Identify each line containing the word "ylabel" and copy it.

== INPUT MATERIAL

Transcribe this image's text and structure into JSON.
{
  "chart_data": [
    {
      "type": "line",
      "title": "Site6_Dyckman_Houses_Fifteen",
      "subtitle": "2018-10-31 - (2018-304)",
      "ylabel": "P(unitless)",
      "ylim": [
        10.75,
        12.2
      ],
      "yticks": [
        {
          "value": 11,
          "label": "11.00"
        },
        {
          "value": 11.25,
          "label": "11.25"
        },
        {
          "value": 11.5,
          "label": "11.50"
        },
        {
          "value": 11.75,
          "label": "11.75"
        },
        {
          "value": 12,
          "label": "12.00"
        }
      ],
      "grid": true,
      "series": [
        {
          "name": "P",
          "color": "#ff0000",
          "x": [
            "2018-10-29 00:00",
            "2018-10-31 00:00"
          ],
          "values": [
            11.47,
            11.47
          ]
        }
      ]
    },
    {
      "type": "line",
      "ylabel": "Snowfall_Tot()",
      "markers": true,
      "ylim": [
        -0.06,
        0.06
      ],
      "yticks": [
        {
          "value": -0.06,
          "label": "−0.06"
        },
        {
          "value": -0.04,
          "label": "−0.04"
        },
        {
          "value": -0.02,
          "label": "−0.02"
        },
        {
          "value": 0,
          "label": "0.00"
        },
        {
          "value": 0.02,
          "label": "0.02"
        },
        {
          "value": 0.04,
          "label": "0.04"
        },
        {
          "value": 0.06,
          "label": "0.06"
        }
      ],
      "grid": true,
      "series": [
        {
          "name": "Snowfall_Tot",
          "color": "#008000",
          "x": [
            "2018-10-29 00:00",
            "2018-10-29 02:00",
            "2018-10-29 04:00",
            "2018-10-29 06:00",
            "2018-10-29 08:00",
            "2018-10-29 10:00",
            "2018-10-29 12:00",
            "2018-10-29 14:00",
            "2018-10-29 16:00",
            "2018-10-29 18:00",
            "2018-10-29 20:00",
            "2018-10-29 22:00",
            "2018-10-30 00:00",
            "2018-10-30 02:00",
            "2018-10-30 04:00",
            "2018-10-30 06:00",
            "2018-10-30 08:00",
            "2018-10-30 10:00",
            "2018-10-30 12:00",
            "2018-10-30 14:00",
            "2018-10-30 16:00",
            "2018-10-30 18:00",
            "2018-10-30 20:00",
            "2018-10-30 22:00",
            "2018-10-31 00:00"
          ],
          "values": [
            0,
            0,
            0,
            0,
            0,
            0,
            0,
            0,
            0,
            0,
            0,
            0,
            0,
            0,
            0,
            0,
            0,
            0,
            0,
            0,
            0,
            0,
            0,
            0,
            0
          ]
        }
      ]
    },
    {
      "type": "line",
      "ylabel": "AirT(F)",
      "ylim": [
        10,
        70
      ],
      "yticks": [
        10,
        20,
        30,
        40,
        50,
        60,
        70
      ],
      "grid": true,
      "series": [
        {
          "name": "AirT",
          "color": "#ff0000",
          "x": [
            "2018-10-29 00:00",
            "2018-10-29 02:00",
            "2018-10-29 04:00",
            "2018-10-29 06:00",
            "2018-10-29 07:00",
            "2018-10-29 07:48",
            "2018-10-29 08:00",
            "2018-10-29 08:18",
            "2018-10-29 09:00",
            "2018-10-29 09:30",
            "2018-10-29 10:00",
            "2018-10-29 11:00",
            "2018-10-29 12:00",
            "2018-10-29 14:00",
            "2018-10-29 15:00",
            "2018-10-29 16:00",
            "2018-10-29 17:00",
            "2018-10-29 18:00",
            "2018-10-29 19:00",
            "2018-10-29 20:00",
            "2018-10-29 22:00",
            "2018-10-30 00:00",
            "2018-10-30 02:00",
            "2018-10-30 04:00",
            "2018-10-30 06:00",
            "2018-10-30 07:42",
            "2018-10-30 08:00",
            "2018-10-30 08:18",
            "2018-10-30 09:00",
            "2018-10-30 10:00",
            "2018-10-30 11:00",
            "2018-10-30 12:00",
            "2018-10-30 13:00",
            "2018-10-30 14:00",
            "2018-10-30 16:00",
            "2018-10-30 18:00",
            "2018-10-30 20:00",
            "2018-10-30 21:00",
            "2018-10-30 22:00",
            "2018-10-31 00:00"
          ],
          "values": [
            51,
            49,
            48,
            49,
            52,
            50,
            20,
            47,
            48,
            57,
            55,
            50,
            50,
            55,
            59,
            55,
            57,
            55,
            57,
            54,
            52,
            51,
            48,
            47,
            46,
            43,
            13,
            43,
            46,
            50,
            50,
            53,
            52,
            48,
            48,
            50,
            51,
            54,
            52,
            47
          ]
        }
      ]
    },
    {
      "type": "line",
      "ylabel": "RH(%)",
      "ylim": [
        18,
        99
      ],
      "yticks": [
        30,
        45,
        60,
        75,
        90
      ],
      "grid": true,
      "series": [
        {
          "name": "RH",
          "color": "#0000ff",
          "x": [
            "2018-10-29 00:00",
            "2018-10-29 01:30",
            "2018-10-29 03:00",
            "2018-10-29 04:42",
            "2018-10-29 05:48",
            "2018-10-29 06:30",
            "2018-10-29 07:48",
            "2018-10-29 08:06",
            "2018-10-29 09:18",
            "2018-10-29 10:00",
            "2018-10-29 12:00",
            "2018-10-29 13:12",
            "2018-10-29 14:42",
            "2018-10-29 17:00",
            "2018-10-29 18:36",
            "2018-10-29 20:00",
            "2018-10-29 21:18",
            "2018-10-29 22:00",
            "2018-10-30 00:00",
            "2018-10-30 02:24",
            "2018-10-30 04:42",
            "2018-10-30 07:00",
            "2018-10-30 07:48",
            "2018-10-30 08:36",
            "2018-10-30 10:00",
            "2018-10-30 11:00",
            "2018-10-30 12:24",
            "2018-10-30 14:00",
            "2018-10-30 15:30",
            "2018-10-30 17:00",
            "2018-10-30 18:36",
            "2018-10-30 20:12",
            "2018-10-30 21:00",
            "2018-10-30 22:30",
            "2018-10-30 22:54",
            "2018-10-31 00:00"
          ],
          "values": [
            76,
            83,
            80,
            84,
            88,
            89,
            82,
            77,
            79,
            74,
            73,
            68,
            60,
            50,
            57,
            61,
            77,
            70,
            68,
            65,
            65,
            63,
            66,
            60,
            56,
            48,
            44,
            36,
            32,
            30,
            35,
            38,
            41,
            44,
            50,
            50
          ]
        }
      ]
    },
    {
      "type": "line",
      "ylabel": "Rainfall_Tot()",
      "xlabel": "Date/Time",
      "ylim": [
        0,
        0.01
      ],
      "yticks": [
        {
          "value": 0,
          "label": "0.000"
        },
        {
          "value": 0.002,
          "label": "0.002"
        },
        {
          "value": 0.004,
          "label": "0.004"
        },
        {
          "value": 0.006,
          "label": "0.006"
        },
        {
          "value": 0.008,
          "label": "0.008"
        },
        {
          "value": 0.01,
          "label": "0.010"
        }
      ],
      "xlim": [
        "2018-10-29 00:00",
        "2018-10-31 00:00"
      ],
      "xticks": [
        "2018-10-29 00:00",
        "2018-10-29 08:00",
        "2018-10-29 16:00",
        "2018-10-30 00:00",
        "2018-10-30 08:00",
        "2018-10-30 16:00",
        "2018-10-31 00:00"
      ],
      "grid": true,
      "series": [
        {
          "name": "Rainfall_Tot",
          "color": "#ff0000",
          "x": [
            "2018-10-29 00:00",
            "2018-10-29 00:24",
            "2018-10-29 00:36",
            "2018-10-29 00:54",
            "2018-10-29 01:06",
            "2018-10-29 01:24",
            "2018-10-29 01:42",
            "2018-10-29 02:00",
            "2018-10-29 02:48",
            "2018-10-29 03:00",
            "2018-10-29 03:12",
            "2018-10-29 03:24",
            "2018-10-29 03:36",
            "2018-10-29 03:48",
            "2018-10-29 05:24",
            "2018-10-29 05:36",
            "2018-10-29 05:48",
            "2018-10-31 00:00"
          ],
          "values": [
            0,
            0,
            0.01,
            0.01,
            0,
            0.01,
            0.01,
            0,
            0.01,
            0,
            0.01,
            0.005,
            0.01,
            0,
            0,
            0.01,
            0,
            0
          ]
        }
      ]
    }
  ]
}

====

**RESPONSE TO THIS TASK:**
      "ylabel": "P(unitless)",
      "ylabel": "Snowfall_Tot()",
      "ylabel": "AirT(F)",
      "ylabel": "RH(%)",
      "ylabel": "Rainfall_Tot()",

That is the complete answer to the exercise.